_Exercise brief:_ Read the entries below and pull out each line with the string "title".

━━ Given entries

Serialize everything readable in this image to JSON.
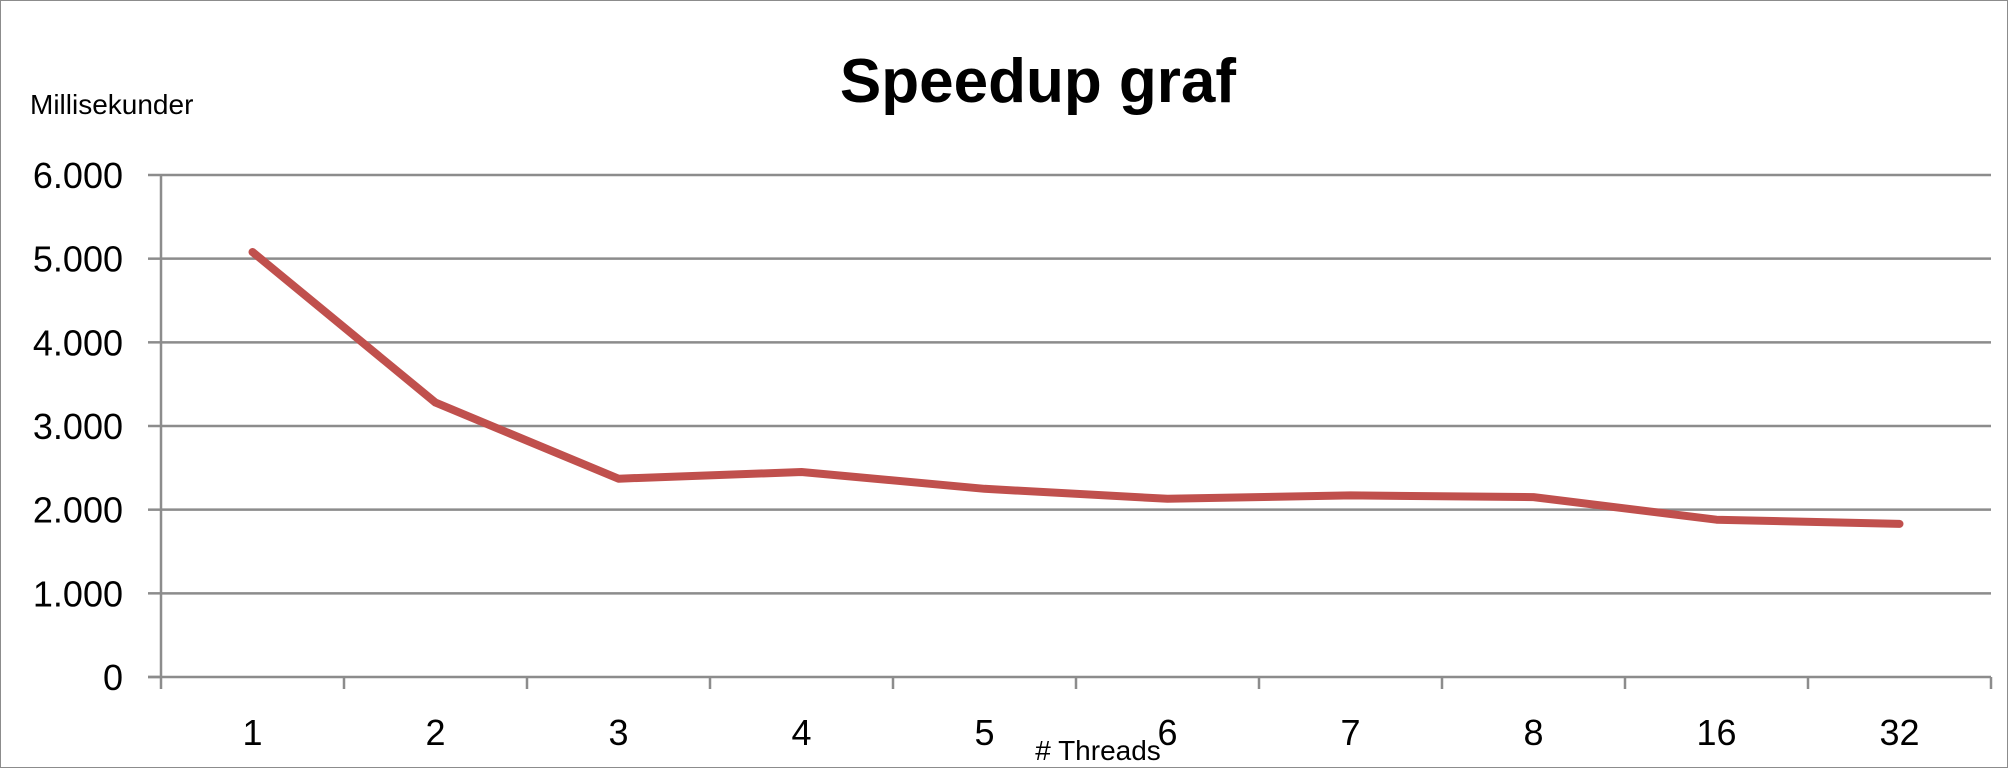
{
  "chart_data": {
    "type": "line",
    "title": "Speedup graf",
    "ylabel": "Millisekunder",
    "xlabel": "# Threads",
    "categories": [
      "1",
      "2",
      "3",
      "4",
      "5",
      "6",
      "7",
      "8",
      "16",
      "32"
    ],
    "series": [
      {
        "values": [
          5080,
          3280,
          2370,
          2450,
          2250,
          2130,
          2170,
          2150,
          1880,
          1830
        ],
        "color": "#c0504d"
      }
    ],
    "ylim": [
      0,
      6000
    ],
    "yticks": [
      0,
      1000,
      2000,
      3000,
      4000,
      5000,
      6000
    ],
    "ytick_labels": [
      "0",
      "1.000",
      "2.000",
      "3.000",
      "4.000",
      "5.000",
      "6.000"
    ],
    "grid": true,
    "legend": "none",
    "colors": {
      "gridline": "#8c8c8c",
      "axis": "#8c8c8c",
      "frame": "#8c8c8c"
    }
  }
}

━━━━
━━ Given entries

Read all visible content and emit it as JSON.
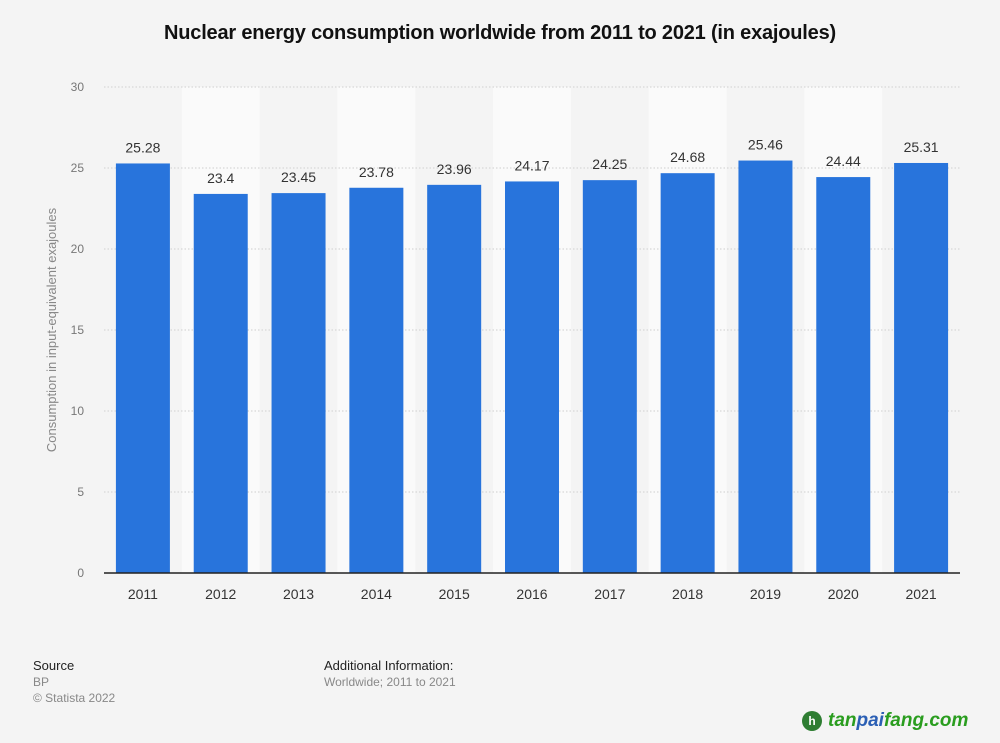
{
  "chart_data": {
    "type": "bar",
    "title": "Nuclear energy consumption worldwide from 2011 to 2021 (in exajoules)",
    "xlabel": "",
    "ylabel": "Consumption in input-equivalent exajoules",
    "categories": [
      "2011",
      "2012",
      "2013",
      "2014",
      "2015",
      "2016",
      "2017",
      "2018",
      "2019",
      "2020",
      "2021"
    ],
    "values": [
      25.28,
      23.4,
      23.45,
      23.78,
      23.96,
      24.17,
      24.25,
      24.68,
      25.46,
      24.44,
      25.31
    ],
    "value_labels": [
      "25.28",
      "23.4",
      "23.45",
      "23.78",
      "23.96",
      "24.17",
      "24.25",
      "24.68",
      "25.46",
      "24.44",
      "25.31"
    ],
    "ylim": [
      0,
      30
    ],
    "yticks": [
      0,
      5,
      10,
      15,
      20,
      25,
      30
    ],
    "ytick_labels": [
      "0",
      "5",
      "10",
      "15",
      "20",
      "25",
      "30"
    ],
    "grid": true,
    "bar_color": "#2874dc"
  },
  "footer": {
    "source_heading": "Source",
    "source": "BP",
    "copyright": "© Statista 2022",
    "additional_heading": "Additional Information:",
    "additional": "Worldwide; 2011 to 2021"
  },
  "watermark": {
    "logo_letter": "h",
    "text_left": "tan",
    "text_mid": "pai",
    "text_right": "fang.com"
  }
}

━━━━

_Result for this exercise:_
    "title": "Speedup graf",
    "title": "Nuclear energy consumption worldwide from 2011 to 2021 (in exajoules)",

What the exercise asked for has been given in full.